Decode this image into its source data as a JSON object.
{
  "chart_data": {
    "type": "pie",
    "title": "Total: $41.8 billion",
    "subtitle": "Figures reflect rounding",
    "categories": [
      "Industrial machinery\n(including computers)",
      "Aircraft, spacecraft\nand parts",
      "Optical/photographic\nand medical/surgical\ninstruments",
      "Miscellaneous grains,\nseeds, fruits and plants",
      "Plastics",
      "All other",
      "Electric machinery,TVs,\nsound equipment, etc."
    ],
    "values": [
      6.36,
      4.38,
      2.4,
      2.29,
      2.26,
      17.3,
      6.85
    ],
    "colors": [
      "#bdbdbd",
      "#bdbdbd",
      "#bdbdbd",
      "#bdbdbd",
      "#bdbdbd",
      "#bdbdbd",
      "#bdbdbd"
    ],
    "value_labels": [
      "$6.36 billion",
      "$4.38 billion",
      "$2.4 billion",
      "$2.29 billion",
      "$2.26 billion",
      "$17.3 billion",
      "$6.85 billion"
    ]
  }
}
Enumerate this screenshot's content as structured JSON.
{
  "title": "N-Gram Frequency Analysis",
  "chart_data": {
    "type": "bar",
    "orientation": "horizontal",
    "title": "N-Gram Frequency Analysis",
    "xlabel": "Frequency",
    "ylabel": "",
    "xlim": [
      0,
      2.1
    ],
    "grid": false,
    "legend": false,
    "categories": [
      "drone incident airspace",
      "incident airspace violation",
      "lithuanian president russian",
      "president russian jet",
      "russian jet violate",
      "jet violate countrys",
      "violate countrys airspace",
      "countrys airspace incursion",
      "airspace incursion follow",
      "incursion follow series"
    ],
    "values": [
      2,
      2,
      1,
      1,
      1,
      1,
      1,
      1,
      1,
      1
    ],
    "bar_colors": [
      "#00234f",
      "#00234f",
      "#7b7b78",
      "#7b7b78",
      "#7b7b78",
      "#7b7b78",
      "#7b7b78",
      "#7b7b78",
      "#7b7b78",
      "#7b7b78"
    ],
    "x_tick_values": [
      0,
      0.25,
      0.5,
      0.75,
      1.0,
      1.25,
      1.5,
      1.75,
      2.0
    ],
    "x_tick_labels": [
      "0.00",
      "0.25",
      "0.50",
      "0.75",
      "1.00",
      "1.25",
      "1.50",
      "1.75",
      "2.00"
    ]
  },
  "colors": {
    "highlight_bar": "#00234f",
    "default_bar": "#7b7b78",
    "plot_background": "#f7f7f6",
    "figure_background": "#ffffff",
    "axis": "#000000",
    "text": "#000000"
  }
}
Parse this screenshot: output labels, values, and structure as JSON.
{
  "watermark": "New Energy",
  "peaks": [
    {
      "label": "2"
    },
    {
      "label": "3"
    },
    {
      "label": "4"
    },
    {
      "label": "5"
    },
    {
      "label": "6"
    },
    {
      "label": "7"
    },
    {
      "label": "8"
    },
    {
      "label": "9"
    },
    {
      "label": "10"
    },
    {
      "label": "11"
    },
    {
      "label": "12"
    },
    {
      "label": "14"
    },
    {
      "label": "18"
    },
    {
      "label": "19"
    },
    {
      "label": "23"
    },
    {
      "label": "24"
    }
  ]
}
——————————
§ **GIVEN REQUEST**
Every line of the data above should be reproduced word for word.

§ **TASK ANSWER**
Decode this image into its source data as a JSON object.
{
  "chart_data": {
    "type": "pie",
    "title": "Total: $41.8 billion",
    "subtitle": "Figures reflect rounding",
    "categories": [
      "Industrial machinery\n(including computers)",
      "Aircraft, spacecraft\nand parts",
      "Optical/photographic\nand medical/surgical\ninstruments",
      "Miscellaneous grains,\nseeds, fruits and plants",
      "Plastics",
      "All other",
      "Electric machinery,TVs,\nsound equipment, etc."
    ],
    "values": [
      6.36,
      4.38,
      2.4,
      2.29,
      2.26,
      17.3,
      6.85
    ],
    "colors": [
      "#bdbdbd",
      "#bdbdbd",
      "#bdbdbd",
      "#bdbdbd",
      "#bdbdbd",
      "#bdbdbd",
      "#bdbdbd"
    ],
    "value_labels": [
      "$6.36 billion",
      "$4.38 billion",
      "$2.4 billion",
      "$2.29 billion",
      "$2.26 billion",
      "$17.3 billion",
      "$6.85 billion"
    ]
  }
}
Enumerate this screenshot's content as structured JSON.
{
  "title": "N-Gram Frequency Analysis",
  "chart_data": {
    "type": "bar",
    "orientation": "horizontal",
    "title": "N-Gram Frequency Analysis",
    "xlabel": "Frequency",
    "ylabel": "",
    "xlim": [
      0,
      2.1
    ],
    "grid": false,
    "legend": false,
    "categories": [
      "drone incident airspace",
      "incident airspace violation",
      "lithuanian president russian",
      "president russian jet",
      "russian jet violate",
      "jet violate countrys",
      "violate countrys airspace",
      "countrys airspace incursion",
      "airspace incursion follow",
      "incursion follow series"
    ],
    "values": [
      2,
      2,
      1,
      1,
      1,
      1,
      1,
      1,
      1,
      1
    ],
    "bar_colors": [
      "#00234f",
      "#00234f",
      "#7b7b78",
      "#7b7b78",
      "#7b7b78",
      "#7b7b78",
      "#7b7b78",
      "#7b7b78",
      "#7b7b78",
      "#7b7b78"
    ],
    "x_tick_values": [
      0,
      0.25,
      0.5,
      0.75,
      1.0,
      1.25,
      1.5,
      1.75,
      2.0
    ],
    "x_tick_labels": [
      "0.00",
      "0.25",
      "0.50",
      "0.75",
      "1.00",
      "1.25",
      "1.50",
      "1.75",
      "2.00"
    ]
  },
  "colors": {
    "highlight_bar": "#00234f",
    "default_bar": "#7b7b78",
    "plot_background": "#f7f7f6",
    "figure_background": "#ffffff",
    "axis": "#000000",
    "text": "#000000"
  }
}
Parse this screenshot: output labels, values, and structure as JSON.
{
  "watermark": "New Energy",
  "peaks": [
    {
      "label": "2"
    },
    {
      "label": "3"
    },
    {
      "label": "4"
    },
    {
      "label": "5"
    },
    {
      "label": "6"
    },
    {
      "label": "7"
    },
    {
      "label": "8"
    },
    {
      "label": "9"
    },
    {
      "label": "10"
    },
    {
      "label": "11"
    },
    {
      "label": "12"
    },
    {
      "label": "14"
    },
    {
      "label": "18"
    },
    {
      "label": "19"
    },
    {
      "label": "23"
    },
    {
      "label": "24"
    }
  ]
}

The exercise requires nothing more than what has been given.